Goal
Repeat each record exactly. Any picture gets left out.

[Items listed in a dataset]
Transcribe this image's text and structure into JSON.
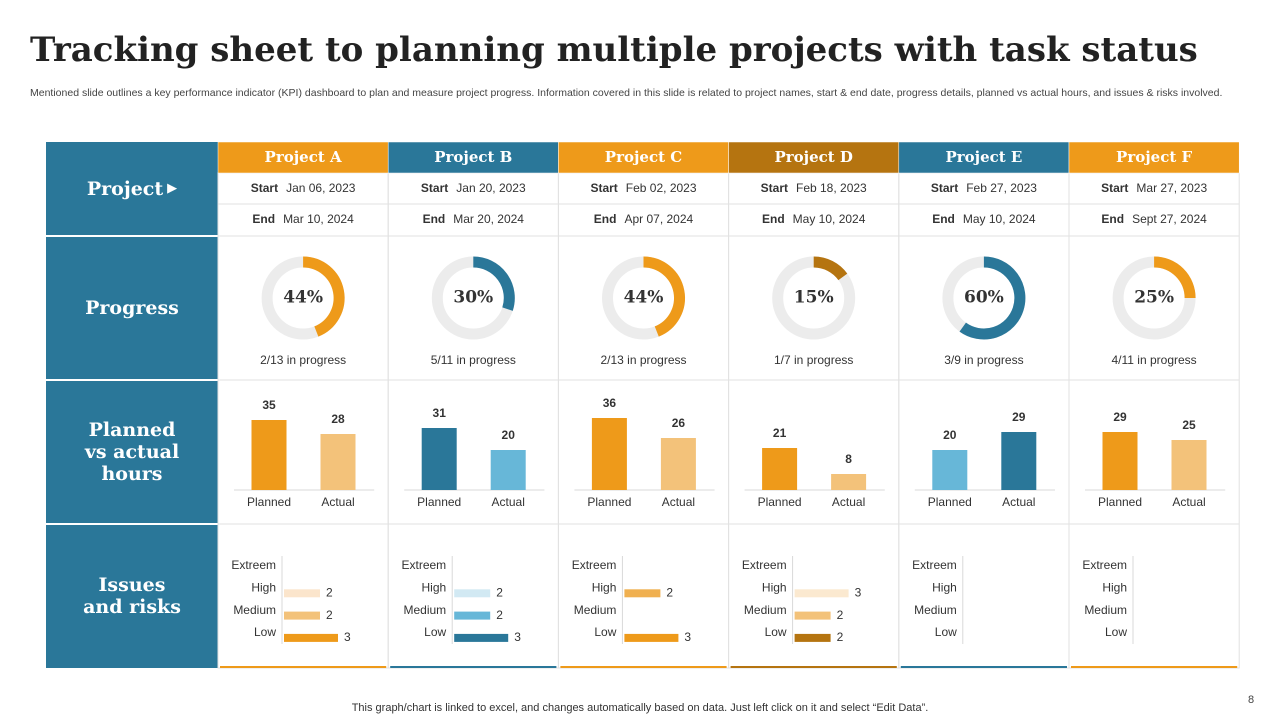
{
  "header": {
    "title": "Tracking sheet to planning multiple projects with task status",
    "subtitle": "Mentioned slide outlines a key performance indicator (KPI) dashboard to plan and measure project progress. Information covered in this slide is related to project names, start & end date, progress details, planned vs actual hours, and issues & risks involved."
  },
  "row_labels": [
    "Project",
    "Progress",
    "Planned vs actual hours",
    "Issues and risks"
  ],
  "start_label": "Start",
  "end_label": "End",
  "hour_labels": [
    "Planned",
    "Actual"
  ],
  "risk_levels": [
    "Extreem",
    "High",
    "Medium",
    "Low"
  ],
  "projects": [
    {
      "name": "Project A",
      "color": "#ee9a1a",
      "start": "Jan 06, 2023",
      "end": "Mar 10, 2024",
      "progress": {
        "value": 44,
        "label": "44%"
      },
      "progress_text": "2/13 in progress",
      "hours": {
        "values": [
          35,
          28
        ],
        "colors": [
          "#ee9a1a",
          "#f3c27a"
        ]
      },
      "risks": {
        "values": [
          null,
          2,
          2,
          3
        ],
        "colors": [
          null,
          "#fbe5cc",
          "#f3c27a",
          "#ee9a1a"
        ]
      }
    },
    {
      "name": "Project B",
      "color": "#2a7799",
      "start": "Jan 20, 2023",
      "end": "Mar 20, 2024",
      "progress": {
        "value": 30,
        "label": "30%"
      },
      "progress_text": "5/11 in progress",
      "hours": {
        "values": [
          31,
          20
        ],
        "colors": [
          "#2a7799",
          "#67b7d8"
        ]
      },
      "risks": {
        "values": [
          null,
          2,
          2,
          3
        ],
        "colors": [
          null,
          "#d2e9f3",
          "#67b7d8",
          "#2a7799"
        ]
      }
    },
    {
      "name": "Project C",
      "color": "#ee9a1a",
      "start": "Feb 02, 2023",
      "end": "Apr 07, 2024",
      "progress": {
        "value": 44,
        "label": "44%"
      },
      "progress_text": "2/13 in progress",
      "hours": {
        "values": [
          36,
          26
        ],
        "colors": [
          "#ee9a1a",
          "#f3c27a"
        ]
      },
      "risks": {
        "values": [
          null,
          2,
          null,
          3
        ],
        "colors": [
          null,
          "#f0b050",
          null,
          "#ee9a1a"
        ]
      }
    },
    {
      "name": "Project D",
      "color": "#b57410",
      "start": "Feb 18, 2023",
      "end": "May 10, 2024",
      "progress": {
        "value": 15,
        "label": "15%"
      },
      "progress_text": "1/7 in progress",
      "hours": {
        "values": [
          21,
          8
        ],
        "colors": [
          "#ee9a1a",
          "#f3c27a"
        ]
      },
      "risks": {
        "values": [
          null,
          3,
          2,
          2
        ],
        "colors": [
          null,
          "#fbe9d0",
          "#f3c27a",
          "#b57410"
        ]
      }
    },
    {
      "name": "Project E",
      "color": "#2a7799",
      "start": "Feb 27, 2023",
      "end": "May 10, 2024",
      "progress": {
        "value": 60,
        "label": "60%"
      },
      "progress_text": "3/9 in progress",
      "hours": {
        "values": [
          20,
          29
        ],
        "colors": [
          "#67b7d8",
          "#2a7799"
        ]
      },
      "risks": {
        "values": [
          null,
          null,
          null,
          null
        ],
        "colors": [
          null,
          null,
          null,
          null
        ]
      }
    },
    {
      "name": "Project F",
      "color": "#ee9a1a",
      "start": "Mar 27, 2023",
      "end": "Sept 27, 2024",
      "progress": {
        "value": 25,
        "label": "25%"
      },
      "progress_text": "4/11 in progress",
      "hours": {
        "values": [
          29,
          25
        ],
        "colors": [
          "#ee9a1a",
          "#f3c27a"
        ]
      },
      "risks": {
        "values": [
          null,
          null,
          null,
          null
        ],
        "colors": [
          null,
          null,
          null,
          null
        ]
      }
    }
  ],
  "footer": {
    "note": "This graph/chart is linked to excel,  and changes automatically based on data. Just left click on it and select “Edit Data”.",
    "page_number": "8"
  }
}
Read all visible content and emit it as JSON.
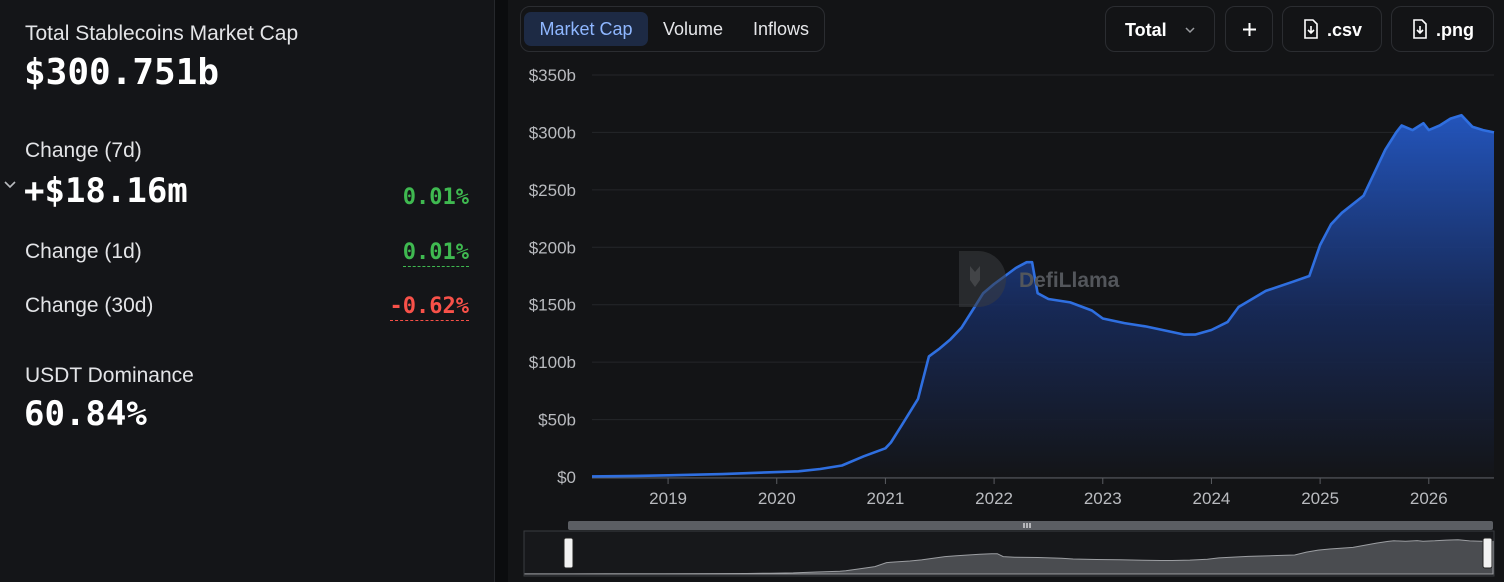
{
  "summary": {
    "total_label": "Total Stablecoins Market Cap",
    "total_value": "$300.751b",
    "change_7d_label": "Change (7d)",
    "change_7d_value": "+$18.16m",
    "change_7d_pct": "0.01%",
    "change_1d_label": "Change (1d)",
    "change_1d_pct": "0.01%",
    "change_30d_label": "Change (30d)",
    "change_30d_pct": "-0.62%",
    "usdt_label": "USDT Dominance",
    "usdt_value": "60.84%"
  },
  "tabs": [
    {
      "label": "Market Cap",
      "active": true
    },
    {
      "label": "Volume",
      "active": false
    },
    {
      "label": "Inflows",
      "active": false
    }
  ],
  "toolbar": {
    "total_select": "Total",
    "add_icon": "plus-icon",
    "csv_label": ".csv",
    "png_label": ".png",
    "download_icon": "file-download-icon"
  },
  "watermark": "DefiLlama",
  "colors": {
    "line": "#2f6fe0",
    "positive": "#3fb950",
    "negative": "#f85149",
    "active_tab_bg": "#1d2a44",
    "active_tab_text": "#8fb7ff"
  },
  "chart_data": {
    "type": "area",
    "y_ticks": [
      "$0",
      "$50b",
      "$100b",
      "$150b",
      "$200b",
      "$250b",
      "$300b",
      "$350b"
    ],
    "x_ticks": [
      "2019",
      "2020",
      "2021",
      "2022",
      "2023",
      "2024",
      "2025",
      "2026"
    ],
    "ylim": [
      0,
      350
    ],
    "y_unit": "billion USD",
    "grid": true,
    "x": [
      2018.3,
      2018.7,
      2019.0,
      2019.5,
      2019.9,
      2020.2,
      2020.4,
      2020.6,
      2020.8,
      2021.0,
      2021.05,
      2021.15,
      2021.3,
      2021.4,
      2021.5,
      2021.6,
      2021.7,
      2021.8,
      2021.9,
      2022.0,
      2022.1,
      2022.2,
      2022.3,
      2022.35,
      2022.4,
      2022.5,
      2022.7,
      2022.9,
      2023.0,
      2023.2,
      2023.4,
      2023.6,
      2023.75,
      2023.85,
      2024.0,
      2024.15,
      2024.25,
      2024.5,
      2024.75,
      2024.9,
      2025.0,
      2025.1,
      2025.2,
      2025.4,
      2025.5,
      2025.6,
      2025.7,
      2025.75,
      2025.85,
      2025.95,
      2026.0,
      2026.1,
      2026.2,
      2026.3,
      2026.4,
      2026.5,
      2026.6
    ],
    "series": [
      {
        "values": [
          0.5,
          1.0,
          1.5,
          2.5,
          4.0,
          5.0,
          7.0,
          10.0,
          18.0,
          25.0,
          30.0,
          45.0,
          68.0,
          105.0,
          112.0,
          120.0,
          130.0,
          145.0,
          160.0,
          168.0,
          175.0,
          182.0,
          187.0,
          187.0,
          160.0,
          155.0,
          152.0,
          145.0,
          138.0,
          134.0,
          131.0,
          127.0,
          124.0,
          124.0,
          128.0,
          135.0,
          148.0,
          162.0,
          170.0,
          175.0,
          202.0,
          220.0,
          230.0,
          245.0,
          265.0,
          285.0,
          300.0,
          306.0,
          302.0,
          308.0,
          302.0,
          306.0,
          312.0,
          315.0,
          305.0,
          302.0,
          300.0
        ]
      }
    ]
  }
}
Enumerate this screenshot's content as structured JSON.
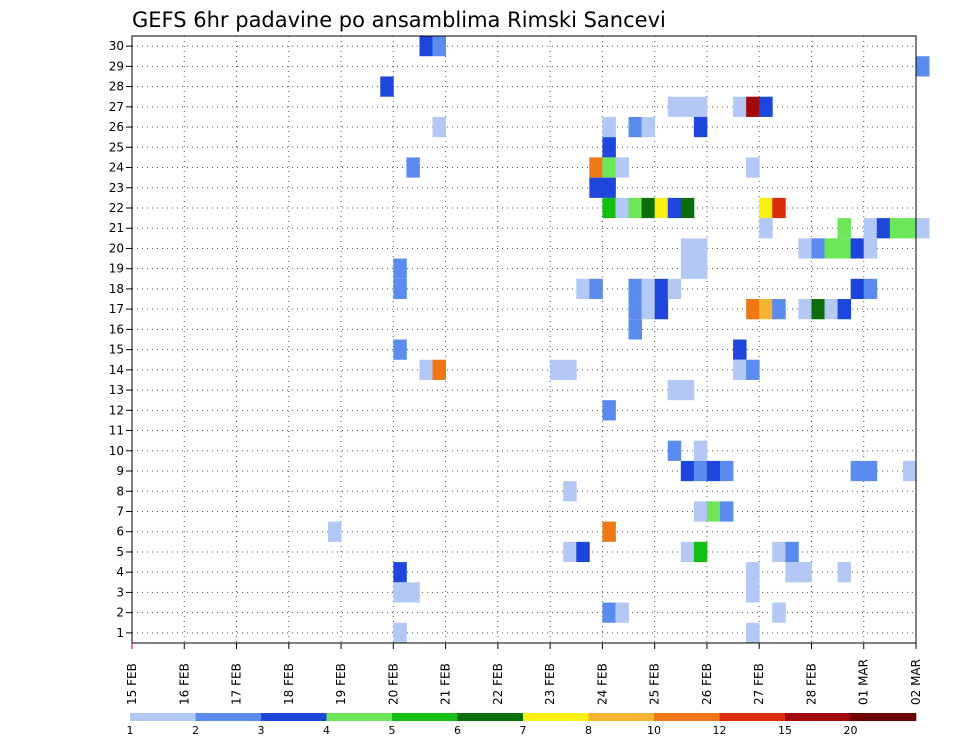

Answer
Transcribe this image's text and structure into JSON.
{
  "header": {
    "title": "Tracking sheet to planning multiple projects with task status",
    "subtitle": "Mentioned slide outlines a key performance indicator (KPI) dashboard to plan and measure project progress. Information covered in this slide is related to project names, start & end date, progress details, planned vs actual hours, and issues & risks involved."
  },
  "row_labels": [
    "Project",
    "Progress",
    "Planned vs actual hours",
    "Issues and risks"
  ],
  "start_label": "Start",
  "end_label": "End",
  "hour_labels": [
    "Planned",
    "Actual"
  ],
  "risk_levels": [
    "Extreem",
    "High",
    "Medium",
    "Low"
  ],
  "projects": [
    {
      "name": "Project A",
      "color": "#ee9a1a",
      "start": "Jan 06, 2023",
      "end": "Mar 10, 2024",
      "progress": {
        "value": 44,
        "label": "44%"
      },
      "progress_text": "2/13 in progress",
      "hours": {
        "values": [
          35,
          28
        ],
        "colors": [
          "#ee9a1a",
          "#f3c27a"
        ]
      },
      "risks": {
        "values": [
          null,
          2,
          2,
          3
        ],
        "colors": [
          null,
          "#fbe5cc",
          "#f3c27a",
          "#ee9a1a"
        ]
      }
    },
    {
      "name": "Project B",
      "color": "#2a7799",
      "start": "Jan 20, 2023",
      "end": "Mar 20, 2024",
      "progress": {
        "value": 30,
        "label": "30%"
      },
      "progress_text": "5/11 in progress",
      "hours": {
        "values": [
          31,
          20
        ],
        "colors": [
          "#2a7799",
          "#67b7d8"
        ]
      },
      "risks": {
        "values": [
          null,
          2,
          2,
          3
        ],
        "colors": [
          null,
          "#d2e9f3",
          "#67b7d8",
          "#2a7799"
        ]
      }
    },
    {
      "name": "Project C",
      "color": "#ee9a1a",
      "start": "Feb 02, 2023",
      "end": "Apr 07, 2024",
      "progress": {
        "value": 44,
        "label": "44%"
      },
      "progress_text": "2/13 in progress",
      "hours": {
        "values": [
          36,
          26
        ],
        "colors": [
          "#ee9a1a",
          "#f3c27a"
        ]
      },
      "risks": {
        "values": [
          null,
          2,
          null,
          3
        ],
        "colors": [
          null,
          "#f0b050",
          null,
          "#ee9a1a"
        ]
      }
    },
    {
      "name": "Project D",
      "color": "#b57410",
      "start": "Feb 18, 2023",
      "end": "May 10, 2024",
      "progress": {
        "value": 15,
        "label": "15%"
      },
      "progress_text": "1/7 in progress",
      "hours": {
        "values": [
          21,
          8
        ],
        "colors": [
          "#ee9a1a",
          "#f3c27a"
        ]
      },
      "risks": {
        "values": [
          null,
          3,
          2,
          2
        ],
        "colors": [
          null,
          "#fbe9d0",
          "#f3c27a",
          "#b57410"
        ]
      }
    },
    {
      "name": "Project E",
      "color": "#2a7799",
      "start": "Feb 27, 2023",
      "end": "May 10, 2024",
      "progress": {
        "value": 60,
        "label": "60%"
      },
      "progress_text": "3/9 in progress",
      "hours": {
        "values": [
          20,
          29
        ],
        "colors": [
          "#67b7d8",
          "#2a7799"
        ]
      },
      "risks": {
        "values": [
          null,
          null,
          null,
          null
        ],
        "colors": [
          null,
          null,
          null,
          null
        ]
      }
    },
    {
      "name": "Project F",
      "color": "#ee9a1a",
      "start": "Mar 27, 2023",
      "end": "Sept 27, 2024",
      "progress": {
        "value": 25,
        "label": "25%"
      },
      "progress_text": "4/11 in progress",
      "hours": {
        "values": [
          29,
          25
        ],
        "colors": [
          "#ee9a1a",
          "#f3c27a"
        ]
      },
      "risks": {
        "values": [
          null,
          null,
          null,
          null
        ],
        "colors": [
          null,
          null,
          null,
          null
        ]
      }
    }
  ],
  "footer": {
    "note": "This graph/chart is linked to excel,  and changes automatically based on data. Just left click on it and select “Edit Data”.",
    "page_number": "8"
  }
}
Read all visible content and emit it as JSON.
{
  "summary": {
    "total_label": "Total Stablecoins Market Cap",
    "total_value": "$300.751b",
    "change_7d_label": "Change (7d)",
    "change_7d_value": "+$18.16m",
    "change_7d_pct": "0.01%",
    "change_1d_label": "Change (1d)",
    "change_1d_pct": "0.01%",
    "change_30d_label": "Change (30d)",
    "change_30d_pct": "-0.62%",
    "usdt_label": "USDT Dominance",
    "usdt_value": "60.84%"
  },
  "tabs": [
    {
      "label": "Market Cap",
      "active": true
    },
    {
      "label": "Volume",
      "active": false
    },
    {
      "label": "Inflows",
      "active": false
    }
  ],
  "toolbar": {
    "total_select": "Total",
    "add_icon": "plus-icon",
    "csv_label": ".csv",
    "png_label": ".png",
    "download_icon": "file-download-icon"
  },
  "watermark": "DefiLlama",
  "colors": {
    "line": "#2f6fe0",
    "positive": "#3fb950",
    "negative": "#f85149",
    "active_tab_bg": "#1d2a44",
    "active_tab_text": "#8fb7ff"
  },
  "chart_data": {
    "type": "area",
    "y_ticks": [
      "$0",
      "$50b",
      "$100b",
      "$150b",
      "$200b",
      "$250b",
      "$300b",
      "$350b"
    ],
    "x_ticks": [
      "2019",
      "2020",
      "2021",
      "2022",
      "2023",
      "2024",
      "2025",
      "2026"
    ],
    "ylim": [
      0,
      350
    ],
    "y_unit": "billion USD",
    "grid": true,
    "x": [
      2018.3,
      2018.7,
      2019.0,
      2019.5,
      2019.9,
      2020.2,
      2020.4,
      2020.6,
      2020.8,
      2021.0,
      2021.05,
      2021.15,
      2021.3,
      2021.4,
      2021.5,
      2021.6,
      2021.7,
      2021.8,
      2021.9,
      2022.0,
      2022.1,
      2022.2,
      2022.3,
      2022.35,
      2022.4,
      2022.5,
      2022.7,
      2022.9,
      2023.0,
      2023.2,
      2023.4,
      2023.6,
      2023.75,
      2023.85,
      2024.0,
      2024.15,
      2024.25,
      2024.5,
      2024.75,
      2024.9,
      2025.0,
      2025.1,
      2025.2,
      2025.4,
      2025.5,
      2025.6,
      2025.7,
      2025.75,
      2025.85,
      2025.95,
      2026.0,
      2026.1,
      2026.2,
      2026.3,
      2026.4,
      2026.5,
      2026.6
    ],
    "series": [
      {
        "values": [
          0.5,
          1.0,
          1.5,
          2.5,
          4.0,
          5.0,
          7.0,
          10.0,
          18.0,
          25.0,
          30.0,
          45.0,
          68.0,
          105.0,
          112.0,
          120.0,
          130.0,
          145.0,
          160.0,
          168.0,
          175.0,
          182.0,
          187.0,
          187.0,
          160.0,
          155.0,
          152.0,
          145.0,
          138.0,
          134.0,
          131.0,
          127.0,
          124.0,
          124.0,
          128.0,
          135.0,
          148.0,
          162.0,
          170.0,
          175.0,
          202.0,
          220.0,
          230.0,
          245.0,
          265.0,
          285.0,
          300.0,
          306.0,
          302.0,
          308.0,
          302.0,
          306.0,
          312.0,
          315.0,
          305.0,
          302.0,
          300.0
        ]
      }
    ]
  }
}
Enumerate this screenshot's content as structured JSON.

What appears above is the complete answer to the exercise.